[START Given records]

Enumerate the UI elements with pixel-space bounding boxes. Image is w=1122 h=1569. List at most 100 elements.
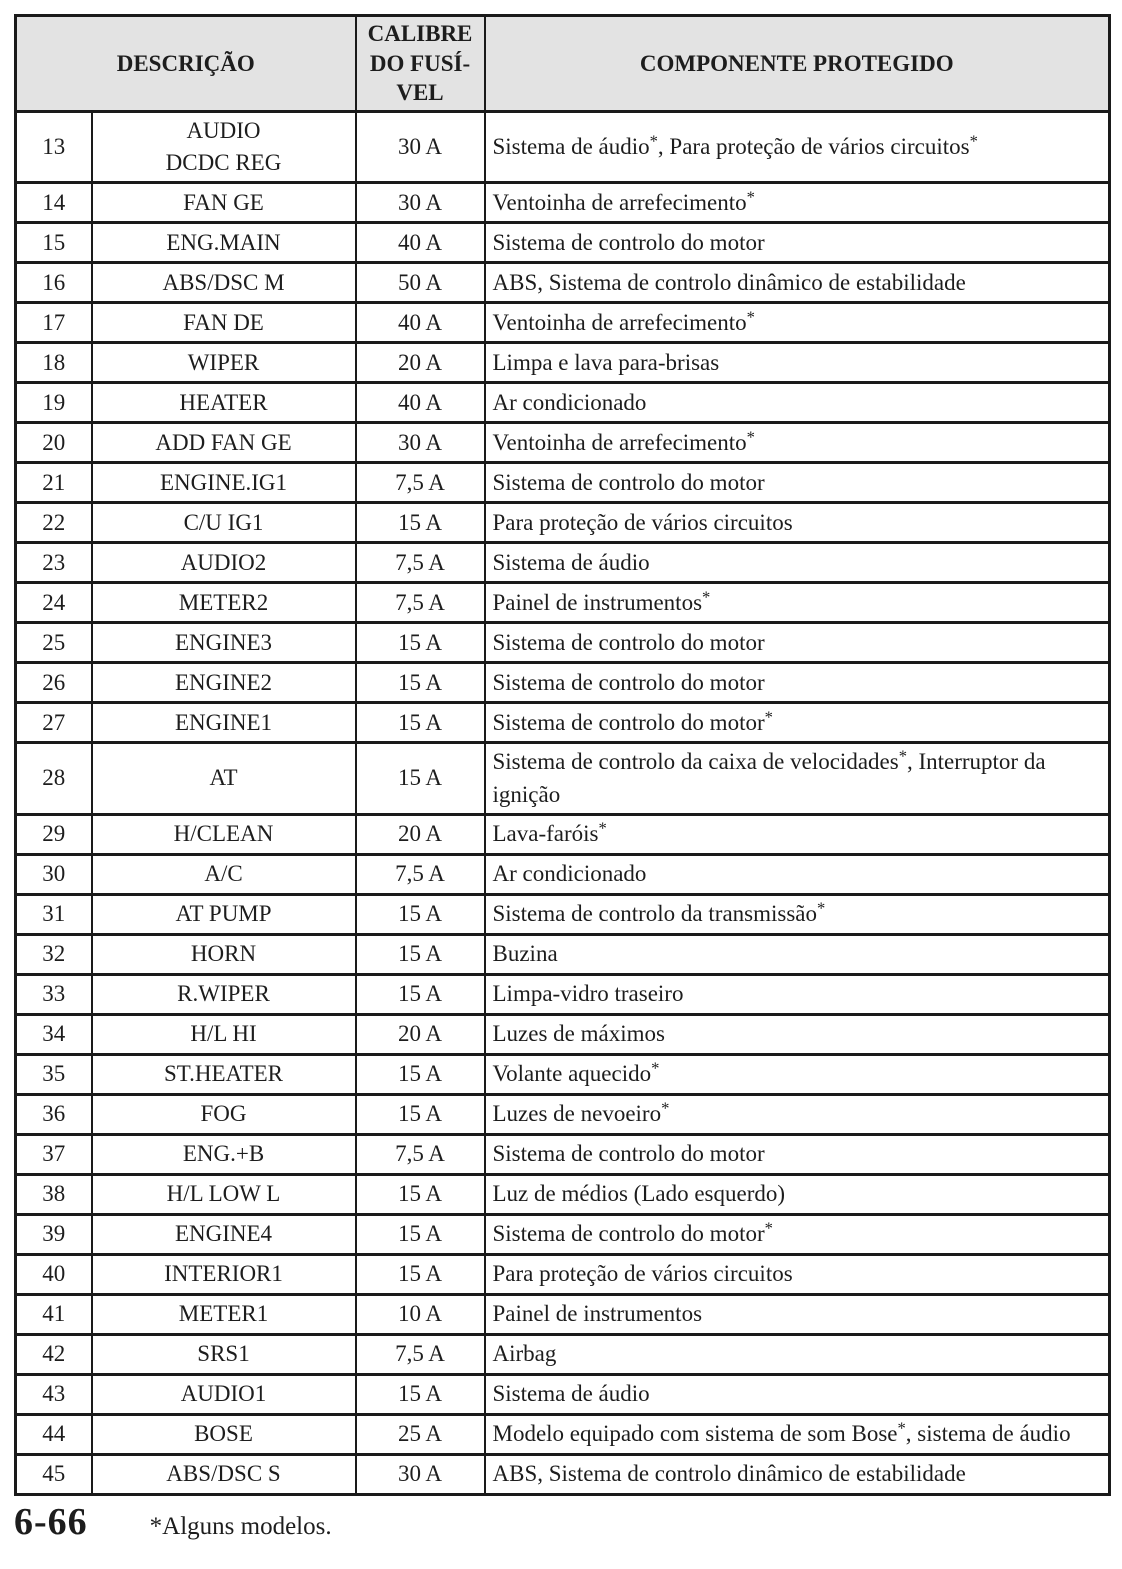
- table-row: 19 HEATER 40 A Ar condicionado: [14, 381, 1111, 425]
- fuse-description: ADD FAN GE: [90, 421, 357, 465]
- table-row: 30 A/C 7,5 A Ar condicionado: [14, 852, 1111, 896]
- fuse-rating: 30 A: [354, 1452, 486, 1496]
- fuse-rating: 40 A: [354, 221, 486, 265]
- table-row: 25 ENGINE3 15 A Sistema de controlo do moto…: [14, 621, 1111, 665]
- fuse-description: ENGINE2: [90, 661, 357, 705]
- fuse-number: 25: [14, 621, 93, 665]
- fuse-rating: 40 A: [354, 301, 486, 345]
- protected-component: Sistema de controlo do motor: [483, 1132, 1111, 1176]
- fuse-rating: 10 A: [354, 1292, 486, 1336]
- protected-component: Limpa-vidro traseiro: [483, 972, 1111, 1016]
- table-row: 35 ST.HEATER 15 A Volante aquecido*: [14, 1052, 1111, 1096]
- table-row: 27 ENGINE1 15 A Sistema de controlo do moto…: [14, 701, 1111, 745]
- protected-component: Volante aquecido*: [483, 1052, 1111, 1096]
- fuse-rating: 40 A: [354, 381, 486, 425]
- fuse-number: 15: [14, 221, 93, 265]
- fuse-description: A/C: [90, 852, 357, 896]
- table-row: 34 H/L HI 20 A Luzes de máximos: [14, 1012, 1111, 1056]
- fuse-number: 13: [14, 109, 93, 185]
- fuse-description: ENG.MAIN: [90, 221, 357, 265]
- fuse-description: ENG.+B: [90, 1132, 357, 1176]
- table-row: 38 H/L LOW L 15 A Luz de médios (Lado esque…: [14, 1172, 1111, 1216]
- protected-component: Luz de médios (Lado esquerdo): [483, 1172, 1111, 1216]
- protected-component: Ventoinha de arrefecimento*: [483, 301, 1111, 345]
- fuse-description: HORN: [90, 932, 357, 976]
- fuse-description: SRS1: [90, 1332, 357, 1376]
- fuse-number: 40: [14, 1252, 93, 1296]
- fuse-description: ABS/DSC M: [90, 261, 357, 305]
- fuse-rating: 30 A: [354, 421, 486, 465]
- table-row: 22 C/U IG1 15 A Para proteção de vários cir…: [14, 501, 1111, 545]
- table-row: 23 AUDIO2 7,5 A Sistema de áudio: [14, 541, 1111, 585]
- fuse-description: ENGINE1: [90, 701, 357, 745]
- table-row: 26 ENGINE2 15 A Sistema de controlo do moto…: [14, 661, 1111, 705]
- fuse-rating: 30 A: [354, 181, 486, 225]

[END Given records]

Reproduce the records above, replacing each "fuse-rating" with "current-rating" and changing nothing else. Omit the picture.

[Answer to this problem]
Enumerate the UI elements with pixel-space bounding boxes. Image is w=1122 h=1569. List at most 100 elements.
- table-row: 19 HEATER 40 A Ar condicionado: [14, 381, 1111, 425]
- fuse-description: ADD FAN GE: [90, 421, 357, 465]
- table-row: 30 A/C 7,5 A Ar condicionado: [14, 852, 1111, 896]
- current-rating: 30 A: [354, 1452, 486, 1496]
- current-rating: 40 A: [354, 221, 486, 265]
- table-row: 25 ENGINE3 15 A Sistema de controlo do moto…: [14, 621, 1111, 665]
- fuse-description: ENGINE2: [90, 661, 357, 705]
- fuse-number: 25: [14, 621, 93, 665]
- current-rating: 40 A: [354, 301, 486, 345]
- protected-component: Sistema de controlo do motor: [483, 1132, 1111, 1176]
- current-rating: 10 A: [354, 1292, 486, 1336]
- protected-component: Limpa-vidro traseiro: [483, 972, 1111, 1016]
- table-row: 35 ST.HEATER 15 A Volante aquecido*: [14, 1052, 1111, 1096]
- table-row: 27 ENGINE1 15 A Sistema de controlo do moto…: [14, 701, 1111, 745]
- protected-component: Volante aquecido*: [483, 1052, 1111, 1096]
- current-rating: 40 A: [354, 381, 486, 425]
- fuse-number: 15: [14, 221, 93, 265]
- fuse-description: A/C: [90, 852, 357, 896]
- table-row: 34 H/L HI 20 A Luzes de máximos: [14, 1012, 1111, 1056]
- fuse-number: 13: [14, 109, 93, 185]
- fuse-description: ENG.MAIN: [90, 221, 357, 265]
- fuse-description: ENG.+B: [90, 1132, 357, 1176]
- table-row: 38 H/L LOW L 15 A Luz de médios (Lado esque…: [14, 1172, 1111, 1216]
- protected-component: Luz de médios (Lado esquerdo): [483, 1172, 1111, 1216]
- protected-component: Ventoinha de arrefecimento*: [483, 301, 1111, 345]
- fuse-description: HORN: [90, 932, 357, 976]
- fuse-description: SRS1: [90, 1332, 357, 1376]
- fuse-number: 40: [14, 1252, 93, 1296]
- fuse-description: ABS/DSC M: [90, 261, 357, 305]
- current-rating: 30 A: [354, 421, 486, 465]
- table-row: 22 C/U IG1 15 A Para proteção de vários cir…: [14, 501, 1111, 545]
- table-row: 23 AUDIO2 7,5 A Sistema de áudio: [14, 541, 1111, 585]
- fuse-description: ENGINE1: [90, 701, 357, 745]
- table-row: 26 ENGINE2 15 A Sistema de controlo do moto…: [14, 661, 1111, 705]
- current-rating: 30 A: [354, 181, 486, 225]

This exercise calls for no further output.